# 設定任務:
1. 將閱讀文本中的這句話譯成英文：「資料夾 (uri_folder) 類型的資料資產會指向儲存體上的資料夾 (例如，包含數個影像子資料夾的資料夾)。」
2. 請改寫閱讀文本從 "type: uri_file" 開始、一直到 "若要建立檔案類型的資料資產，請使用下列程式碼，並使用資訊來更新 <> 預留位置。" 為止的部分，並把 "命令" 換成 "指令"。

---------- 閱讀文本 ----------

建立 YAML 檔案，然後複製並貼上下列程式碼。您必須使用資料資產的名稱、版本、描述以及支援位置上的單一檔案的路徑來更新 <> 預留位置。

$schema: https://azuremlschemas.azureedge.net/latest/data.schema.json

# Supported paths include:
# local: './<path>/<file>' (this will be automatically uploaded to cloud storage)
# blob:  'wasbs://<container_name>@<account_name>.blob.core.windows.net/<path>/<file>'
# ADLS gen2: 'abfss://<file_system>@<account_name>.dfs.core.windows.net/<path>/<file>'
# Datastore: 'azureml://datastores/<data_store_name>/paths/<path>/<file>'

type: uri_file
name: <NAME OF DATA ASSET>
version: <VERSION>
description: <DESCRIPTION>
path: <SUPPORTED PATH>

接著，請在 CLI 中執行下列命令 (將預留位置 <filename> 更新為 YAML 檔名)：

az ml data create -f <filename>.yml

若要建立檔案類型的資料資產，請使用下列程式碼，並使用資訊來更新 <> 預留位置。

from azure.ai.ml import MLClient
from azure.ai.ml.entities import Data
from azure.ai.ml.constants import AssetTypes
from azure.identity import DefaultAzureCredential

# Connect to the AzureML workspace
subscription_id = "<SUBSCRIPTION_ID>"
resource_group = "<RESOURCE_GROUP>"
workspace = "<AML_WORKSPACE_NAME>"

ml_client = MLClient(
    DefaultAzureCredential(), subscription_id, resource_group, workspace
)

# Set the version number of the data asset (for example: '1')
VERSION = "<VERSION>"

# Set the path, supported paths include:
# local: './<path>/<file>' (this will be automatically uploaded to cloud storage)
# blob:  'wasbs://<container_name>@<account_name>.blob.core.windows.net/<path>/<file>'
# ADLS gen2: 'abfss://<file_system>@<account_name>.dfs.core.windows.net/<path>/<file>'
# Datastore: 'azureml://datastores/<data_store_name>/paths/<path>/<file>'
path = "<SUPPORTED PATH>"

# Define the Data asset object
my_data = Data(
    path=path,
    type=AssetTypes.URI_FILE,
    description="<ADD A DESCRIPTION HERE>",
    name="<NAME OF DATA ASSET>",
    version=VERSION,
)

# Create the data asset in the workspace
ml_client.data.create_or_update(my_data)

建立資料資產：資料夾類型

資料夾 (uri_folder) 類型的資料資產會指向儲存體上的資料夾 (例如，包含數個影像子資料夾的資料夾)。您可以使用下列項目建立資料夾類型的資料資產：

建立 YAML 檔案，然後複製並貼上下列程式碼。您必須使用資料資產的名稱、版本、描述及支援位置上資料夾的路徑來更新 <> 預留位置。

$schema: https://azuremlschemas.azureedge.net/latest/data.schema.json

# Supported paths include:
# local: './<path>/<folder>' (this will be automatically uploaded to cloud storage)

---------- 資料列 ----------

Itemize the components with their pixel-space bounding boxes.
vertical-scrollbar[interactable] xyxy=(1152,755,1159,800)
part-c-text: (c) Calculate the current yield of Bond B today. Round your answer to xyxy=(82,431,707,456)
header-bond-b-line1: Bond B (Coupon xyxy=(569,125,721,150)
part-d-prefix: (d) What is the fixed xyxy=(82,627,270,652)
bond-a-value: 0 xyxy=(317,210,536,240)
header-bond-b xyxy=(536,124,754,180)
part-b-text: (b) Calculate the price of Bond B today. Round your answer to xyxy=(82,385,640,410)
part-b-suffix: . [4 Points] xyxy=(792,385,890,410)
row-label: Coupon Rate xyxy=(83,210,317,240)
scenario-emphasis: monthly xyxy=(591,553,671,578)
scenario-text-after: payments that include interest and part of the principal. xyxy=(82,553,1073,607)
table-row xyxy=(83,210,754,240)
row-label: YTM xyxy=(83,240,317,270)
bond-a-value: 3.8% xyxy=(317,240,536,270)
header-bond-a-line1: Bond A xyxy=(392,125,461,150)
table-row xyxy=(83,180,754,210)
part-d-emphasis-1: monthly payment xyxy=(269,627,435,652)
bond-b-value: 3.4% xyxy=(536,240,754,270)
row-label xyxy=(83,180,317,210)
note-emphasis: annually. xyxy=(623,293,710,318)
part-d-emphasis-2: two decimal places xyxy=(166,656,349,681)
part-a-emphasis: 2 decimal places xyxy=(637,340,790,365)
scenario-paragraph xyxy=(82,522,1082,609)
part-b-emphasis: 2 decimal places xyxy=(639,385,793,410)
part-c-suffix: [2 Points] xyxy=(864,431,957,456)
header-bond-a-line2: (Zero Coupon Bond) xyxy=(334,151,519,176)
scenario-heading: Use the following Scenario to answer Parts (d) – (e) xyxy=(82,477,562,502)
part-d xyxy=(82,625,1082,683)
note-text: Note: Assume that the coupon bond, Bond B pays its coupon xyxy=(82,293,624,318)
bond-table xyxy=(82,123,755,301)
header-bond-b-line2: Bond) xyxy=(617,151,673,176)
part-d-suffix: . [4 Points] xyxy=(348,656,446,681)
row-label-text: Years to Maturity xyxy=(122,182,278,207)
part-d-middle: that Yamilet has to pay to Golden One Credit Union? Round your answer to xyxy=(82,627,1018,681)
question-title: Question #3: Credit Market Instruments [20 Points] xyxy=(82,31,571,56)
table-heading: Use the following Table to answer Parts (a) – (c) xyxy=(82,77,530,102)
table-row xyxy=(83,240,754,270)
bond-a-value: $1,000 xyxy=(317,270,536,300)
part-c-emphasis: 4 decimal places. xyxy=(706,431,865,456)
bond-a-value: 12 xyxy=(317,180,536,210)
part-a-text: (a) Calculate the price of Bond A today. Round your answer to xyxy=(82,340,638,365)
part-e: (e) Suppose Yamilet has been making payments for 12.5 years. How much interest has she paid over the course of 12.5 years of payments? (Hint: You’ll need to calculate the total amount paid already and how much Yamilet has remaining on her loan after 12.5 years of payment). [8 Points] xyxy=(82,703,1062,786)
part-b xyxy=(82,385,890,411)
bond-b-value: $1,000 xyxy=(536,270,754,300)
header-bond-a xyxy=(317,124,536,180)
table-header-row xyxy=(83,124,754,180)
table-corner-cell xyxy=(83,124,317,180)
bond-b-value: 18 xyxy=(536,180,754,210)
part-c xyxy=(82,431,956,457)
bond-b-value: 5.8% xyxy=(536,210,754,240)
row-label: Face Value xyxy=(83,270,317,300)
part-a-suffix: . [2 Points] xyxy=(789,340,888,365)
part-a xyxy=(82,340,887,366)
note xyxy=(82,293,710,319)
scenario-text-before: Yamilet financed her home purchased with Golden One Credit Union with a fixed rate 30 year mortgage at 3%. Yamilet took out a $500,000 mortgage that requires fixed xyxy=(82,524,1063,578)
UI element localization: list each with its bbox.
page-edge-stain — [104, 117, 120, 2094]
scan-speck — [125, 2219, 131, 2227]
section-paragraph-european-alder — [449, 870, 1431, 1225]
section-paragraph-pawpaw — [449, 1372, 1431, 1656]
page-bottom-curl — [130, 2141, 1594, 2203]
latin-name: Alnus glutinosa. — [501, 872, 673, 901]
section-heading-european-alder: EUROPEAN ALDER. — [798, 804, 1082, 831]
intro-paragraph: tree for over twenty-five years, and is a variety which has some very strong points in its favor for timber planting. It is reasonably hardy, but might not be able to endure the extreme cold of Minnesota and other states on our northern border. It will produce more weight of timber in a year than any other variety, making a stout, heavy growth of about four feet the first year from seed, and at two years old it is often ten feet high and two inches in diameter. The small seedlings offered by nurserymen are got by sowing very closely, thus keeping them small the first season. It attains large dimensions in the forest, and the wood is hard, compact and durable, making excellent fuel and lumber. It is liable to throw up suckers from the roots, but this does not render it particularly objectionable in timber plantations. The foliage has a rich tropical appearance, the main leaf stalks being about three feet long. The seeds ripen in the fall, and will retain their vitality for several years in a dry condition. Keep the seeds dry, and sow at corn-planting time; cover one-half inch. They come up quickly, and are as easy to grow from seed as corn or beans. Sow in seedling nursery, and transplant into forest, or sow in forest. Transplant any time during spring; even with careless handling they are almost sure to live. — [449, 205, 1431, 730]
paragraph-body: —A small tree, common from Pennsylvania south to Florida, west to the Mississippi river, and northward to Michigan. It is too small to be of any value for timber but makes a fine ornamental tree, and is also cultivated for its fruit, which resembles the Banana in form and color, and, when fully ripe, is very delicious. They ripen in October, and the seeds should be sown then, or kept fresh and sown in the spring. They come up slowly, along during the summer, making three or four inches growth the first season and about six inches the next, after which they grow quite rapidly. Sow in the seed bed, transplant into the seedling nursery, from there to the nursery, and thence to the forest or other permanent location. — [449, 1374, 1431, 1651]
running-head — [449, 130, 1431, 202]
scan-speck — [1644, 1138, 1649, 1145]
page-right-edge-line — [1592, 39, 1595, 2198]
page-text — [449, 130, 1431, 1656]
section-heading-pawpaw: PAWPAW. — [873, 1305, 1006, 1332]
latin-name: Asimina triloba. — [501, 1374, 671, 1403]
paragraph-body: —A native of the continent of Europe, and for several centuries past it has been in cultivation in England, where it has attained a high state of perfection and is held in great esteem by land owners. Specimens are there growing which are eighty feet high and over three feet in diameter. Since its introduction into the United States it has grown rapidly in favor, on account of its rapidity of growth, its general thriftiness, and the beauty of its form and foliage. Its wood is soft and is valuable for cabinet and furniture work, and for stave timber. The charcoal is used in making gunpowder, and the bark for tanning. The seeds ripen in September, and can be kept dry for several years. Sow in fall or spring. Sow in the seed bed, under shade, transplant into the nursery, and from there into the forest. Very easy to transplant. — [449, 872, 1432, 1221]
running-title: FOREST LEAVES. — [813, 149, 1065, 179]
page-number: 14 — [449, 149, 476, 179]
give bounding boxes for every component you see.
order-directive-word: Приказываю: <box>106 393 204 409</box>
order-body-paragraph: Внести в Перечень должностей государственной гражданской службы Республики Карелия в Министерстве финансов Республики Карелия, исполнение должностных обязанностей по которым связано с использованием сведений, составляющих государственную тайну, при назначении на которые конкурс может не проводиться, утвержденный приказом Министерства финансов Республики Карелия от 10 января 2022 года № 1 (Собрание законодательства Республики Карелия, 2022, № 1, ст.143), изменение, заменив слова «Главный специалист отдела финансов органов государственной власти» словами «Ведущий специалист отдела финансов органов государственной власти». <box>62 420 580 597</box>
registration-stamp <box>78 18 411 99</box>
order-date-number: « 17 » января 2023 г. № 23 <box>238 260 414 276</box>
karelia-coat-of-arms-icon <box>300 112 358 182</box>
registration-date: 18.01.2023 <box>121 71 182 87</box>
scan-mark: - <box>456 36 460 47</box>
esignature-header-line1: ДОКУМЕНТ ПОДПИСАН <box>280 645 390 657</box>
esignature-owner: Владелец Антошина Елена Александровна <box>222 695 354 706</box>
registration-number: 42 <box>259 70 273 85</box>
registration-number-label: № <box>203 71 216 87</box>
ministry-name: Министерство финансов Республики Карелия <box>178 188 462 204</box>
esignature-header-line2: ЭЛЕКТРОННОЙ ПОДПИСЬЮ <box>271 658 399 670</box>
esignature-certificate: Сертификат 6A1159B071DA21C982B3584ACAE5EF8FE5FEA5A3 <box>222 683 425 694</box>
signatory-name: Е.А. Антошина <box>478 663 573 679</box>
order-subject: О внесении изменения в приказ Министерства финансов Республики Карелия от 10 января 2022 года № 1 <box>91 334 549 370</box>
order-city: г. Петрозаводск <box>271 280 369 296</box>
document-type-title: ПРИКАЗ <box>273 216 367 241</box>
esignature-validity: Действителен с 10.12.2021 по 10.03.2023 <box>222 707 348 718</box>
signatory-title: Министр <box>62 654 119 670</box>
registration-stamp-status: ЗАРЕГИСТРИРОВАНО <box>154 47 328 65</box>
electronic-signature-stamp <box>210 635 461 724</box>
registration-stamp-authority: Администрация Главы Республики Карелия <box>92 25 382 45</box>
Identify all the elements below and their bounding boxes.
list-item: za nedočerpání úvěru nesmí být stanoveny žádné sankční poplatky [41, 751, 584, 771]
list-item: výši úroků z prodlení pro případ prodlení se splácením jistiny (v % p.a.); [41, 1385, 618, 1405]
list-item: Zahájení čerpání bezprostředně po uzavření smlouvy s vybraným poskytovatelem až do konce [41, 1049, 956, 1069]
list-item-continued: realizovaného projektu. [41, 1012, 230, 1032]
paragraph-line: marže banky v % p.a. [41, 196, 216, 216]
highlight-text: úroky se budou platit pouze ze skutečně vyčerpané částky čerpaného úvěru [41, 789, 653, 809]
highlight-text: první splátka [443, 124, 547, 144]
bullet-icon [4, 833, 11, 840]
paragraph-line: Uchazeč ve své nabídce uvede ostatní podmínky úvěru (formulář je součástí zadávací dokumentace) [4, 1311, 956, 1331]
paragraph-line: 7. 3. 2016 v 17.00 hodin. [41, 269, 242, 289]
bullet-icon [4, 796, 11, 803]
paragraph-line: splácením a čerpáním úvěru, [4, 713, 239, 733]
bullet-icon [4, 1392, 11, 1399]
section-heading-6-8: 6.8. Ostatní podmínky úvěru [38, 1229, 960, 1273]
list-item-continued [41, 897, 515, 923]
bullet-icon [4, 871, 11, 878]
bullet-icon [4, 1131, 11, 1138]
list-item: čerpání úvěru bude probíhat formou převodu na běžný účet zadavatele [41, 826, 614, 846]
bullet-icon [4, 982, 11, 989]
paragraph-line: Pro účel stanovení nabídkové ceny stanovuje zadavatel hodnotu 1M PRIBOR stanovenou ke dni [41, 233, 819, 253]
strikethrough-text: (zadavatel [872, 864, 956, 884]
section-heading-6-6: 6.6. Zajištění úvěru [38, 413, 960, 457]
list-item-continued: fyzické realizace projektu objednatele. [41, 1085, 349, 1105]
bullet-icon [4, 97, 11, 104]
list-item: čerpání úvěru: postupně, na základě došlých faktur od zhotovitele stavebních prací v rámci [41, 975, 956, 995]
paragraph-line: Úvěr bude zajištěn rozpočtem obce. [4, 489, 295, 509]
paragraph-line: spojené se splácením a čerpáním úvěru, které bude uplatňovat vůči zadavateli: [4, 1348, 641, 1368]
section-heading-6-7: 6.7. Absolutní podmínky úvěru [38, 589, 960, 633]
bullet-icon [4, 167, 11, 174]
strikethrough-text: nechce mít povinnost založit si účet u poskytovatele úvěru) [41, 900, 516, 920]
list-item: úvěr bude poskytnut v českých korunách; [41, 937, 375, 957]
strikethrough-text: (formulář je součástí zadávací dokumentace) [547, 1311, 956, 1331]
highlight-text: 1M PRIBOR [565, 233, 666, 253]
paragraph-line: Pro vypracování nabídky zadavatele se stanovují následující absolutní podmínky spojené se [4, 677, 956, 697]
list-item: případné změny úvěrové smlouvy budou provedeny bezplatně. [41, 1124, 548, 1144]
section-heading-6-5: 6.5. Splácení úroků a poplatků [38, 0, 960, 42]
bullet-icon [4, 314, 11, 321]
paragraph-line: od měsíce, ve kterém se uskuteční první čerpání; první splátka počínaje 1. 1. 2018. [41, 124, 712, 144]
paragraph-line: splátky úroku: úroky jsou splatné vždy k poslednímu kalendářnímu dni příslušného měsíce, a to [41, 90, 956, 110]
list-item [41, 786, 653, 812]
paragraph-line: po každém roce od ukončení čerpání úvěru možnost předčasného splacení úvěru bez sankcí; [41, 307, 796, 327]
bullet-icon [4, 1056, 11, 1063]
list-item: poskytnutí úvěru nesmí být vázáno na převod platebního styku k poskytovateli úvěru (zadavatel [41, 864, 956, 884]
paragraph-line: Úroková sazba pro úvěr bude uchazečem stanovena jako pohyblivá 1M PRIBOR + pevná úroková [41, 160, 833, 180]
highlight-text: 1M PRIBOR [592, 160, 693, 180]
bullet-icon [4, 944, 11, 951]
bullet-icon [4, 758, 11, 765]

----------

# 任務解答:
1. A folder (uri_folder) type data asset points to a folder on storage (for example, a folder containing several image subfolders).

2.
type: uri_file
name: <NAME OF DATA ASSET>
version: <VERSION>
description: <DESCRIPTION>
path: <SUPPORTED PATH>

接著，請在 CLI 中執行下列指令 (將預留位置 <filename> 更新為 YAML 檔名)：

az ml data create -f <filename>.yml

若要建立檔案類型的資料資產，請使用下列程式碼，並使用資訊來更新 <> 預留位置。